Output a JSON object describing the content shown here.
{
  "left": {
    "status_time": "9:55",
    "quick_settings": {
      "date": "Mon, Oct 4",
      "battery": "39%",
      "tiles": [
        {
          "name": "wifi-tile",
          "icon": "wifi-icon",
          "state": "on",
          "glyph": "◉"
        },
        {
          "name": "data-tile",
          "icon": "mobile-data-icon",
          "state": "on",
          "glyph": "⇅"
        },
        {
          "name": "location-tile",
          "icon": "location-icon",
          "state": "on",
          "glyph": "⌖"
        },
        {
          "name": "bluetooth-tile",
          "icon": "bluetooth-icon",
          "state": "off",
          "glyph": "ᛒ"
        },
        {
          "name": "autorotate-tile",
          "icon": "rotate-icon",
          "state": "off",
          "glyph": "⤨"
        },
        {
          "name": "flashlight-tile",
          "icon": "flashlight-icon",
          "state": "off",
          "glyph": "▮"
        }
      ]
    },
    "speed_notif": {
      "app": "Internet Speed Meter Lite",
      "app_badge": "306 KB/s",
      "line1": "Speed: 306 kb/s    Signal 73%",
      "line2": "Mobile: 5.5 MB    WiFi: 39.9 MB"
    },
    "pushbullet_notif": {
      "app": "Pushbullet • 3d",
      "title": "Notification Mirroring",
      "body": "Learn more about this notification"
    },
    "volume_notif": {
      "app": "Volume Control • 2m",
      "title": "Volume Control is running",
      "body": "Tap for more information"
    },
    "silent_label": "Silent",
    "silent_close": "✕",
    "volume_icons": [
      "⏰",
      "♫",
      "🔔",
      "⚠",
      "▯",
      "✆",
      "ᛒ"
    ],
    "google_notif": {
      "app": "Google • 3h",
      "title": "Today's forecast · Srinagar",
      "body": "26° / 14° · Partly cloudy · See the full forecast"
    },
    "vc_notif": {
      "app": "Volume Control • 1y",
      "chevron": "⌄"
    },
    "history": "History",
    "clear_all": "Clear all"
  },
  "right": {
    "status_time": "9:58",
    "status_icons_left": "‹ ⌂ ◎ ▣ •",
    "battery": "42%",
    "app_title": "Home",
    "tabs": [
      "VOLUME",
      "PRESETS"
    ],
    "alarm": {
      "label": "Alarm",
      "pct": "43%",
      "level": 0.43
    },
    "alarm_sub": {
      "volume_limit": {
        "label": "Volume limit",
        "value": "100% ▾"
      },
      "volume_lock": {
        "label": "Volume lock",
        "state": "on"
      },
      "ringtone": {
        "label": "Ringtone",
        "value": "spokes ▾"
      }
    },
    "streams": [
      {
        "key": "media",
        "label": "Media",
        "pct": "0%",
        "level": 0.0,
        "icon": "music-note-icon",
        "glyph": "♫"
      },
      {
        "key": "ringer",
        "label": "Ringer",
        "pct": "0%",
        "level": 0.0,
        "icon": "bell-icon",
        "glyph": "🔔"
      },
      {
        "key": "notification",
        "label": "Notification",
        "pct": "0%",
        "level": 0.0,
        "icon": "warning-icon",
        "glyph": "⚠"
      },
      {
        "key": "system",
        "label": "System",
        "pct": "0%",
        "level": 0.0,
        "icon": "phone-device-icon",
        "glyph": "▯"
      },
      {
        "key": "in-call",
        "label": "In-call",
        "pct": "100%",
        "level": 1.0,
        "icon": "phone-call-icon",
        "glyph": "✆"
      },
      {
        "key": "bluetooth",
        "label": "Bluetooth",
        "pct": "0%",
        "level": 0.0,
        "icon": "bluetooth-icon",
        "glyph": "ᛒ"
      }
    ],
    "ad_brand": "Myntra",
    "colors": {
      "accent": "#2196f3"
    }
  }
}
---
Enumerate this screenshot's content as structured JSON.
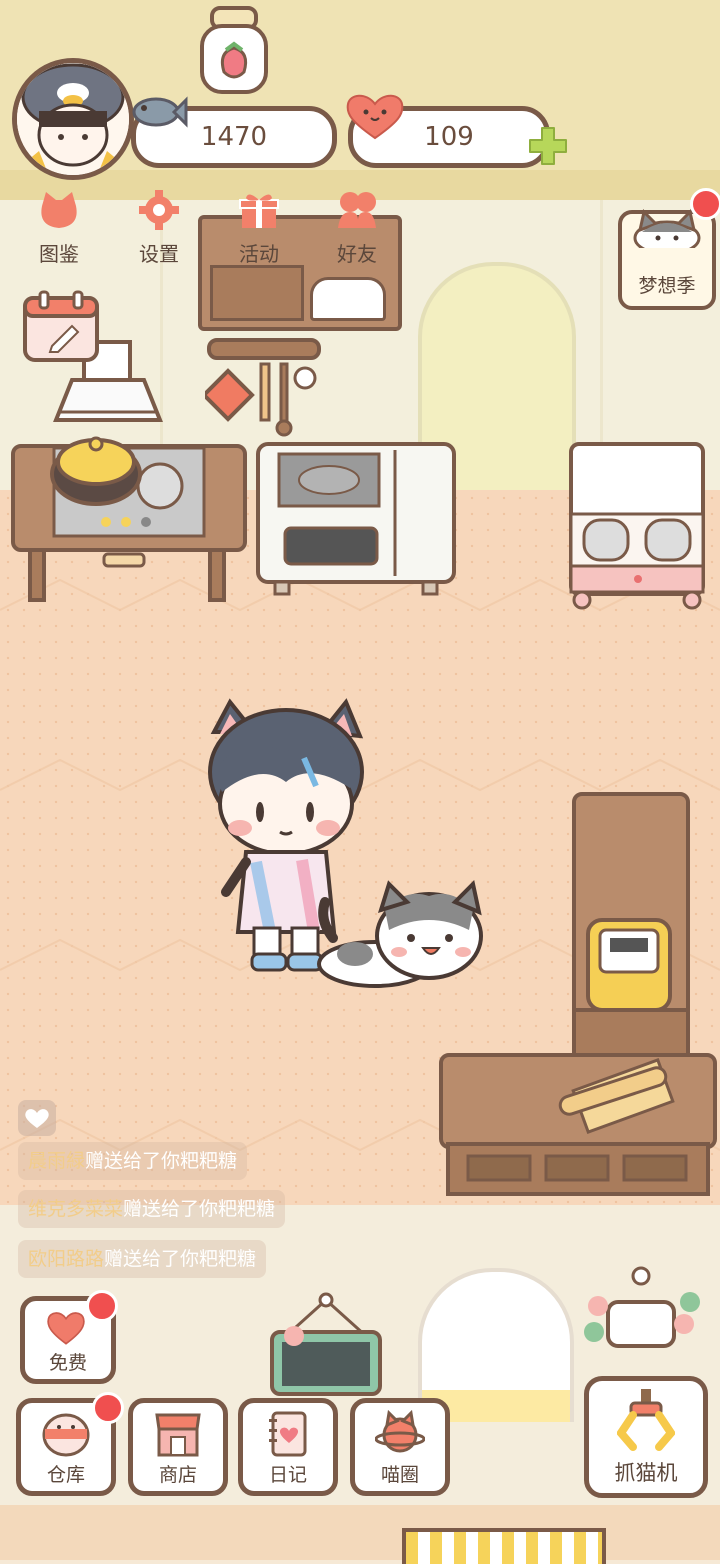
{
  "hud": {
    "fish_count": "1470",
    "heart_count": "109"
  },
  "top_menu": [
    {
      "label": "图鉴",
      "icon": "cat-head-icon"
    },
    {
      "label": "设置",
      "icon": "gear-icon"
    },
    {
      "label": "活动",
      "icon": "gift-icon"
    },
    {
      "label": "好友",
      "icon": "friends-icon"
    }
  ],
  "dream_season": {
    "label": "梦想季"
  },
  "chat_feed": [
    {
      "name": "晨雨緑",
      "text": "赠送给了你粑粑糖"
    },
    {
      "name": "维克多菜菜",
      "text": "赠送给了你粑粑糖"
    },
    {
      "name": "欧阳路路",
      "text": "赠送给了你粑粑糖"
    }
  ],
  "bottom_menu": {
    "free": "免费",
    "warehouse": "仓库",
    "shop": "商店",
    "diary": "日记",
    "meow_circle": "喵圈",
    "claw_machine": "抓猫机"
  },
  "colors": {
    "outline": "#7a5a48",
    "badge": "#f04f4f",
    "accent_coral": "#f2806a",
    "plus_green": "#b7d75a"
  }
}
---
Find each line that has the word "body", then copy it out.

**SOLUTION TO THIS EXERCISE**
      "body": "Learn more about this notification"
      "body": "Tap for more information"
      "body": "26° / 14° · Partly cloudy · See the full forecast"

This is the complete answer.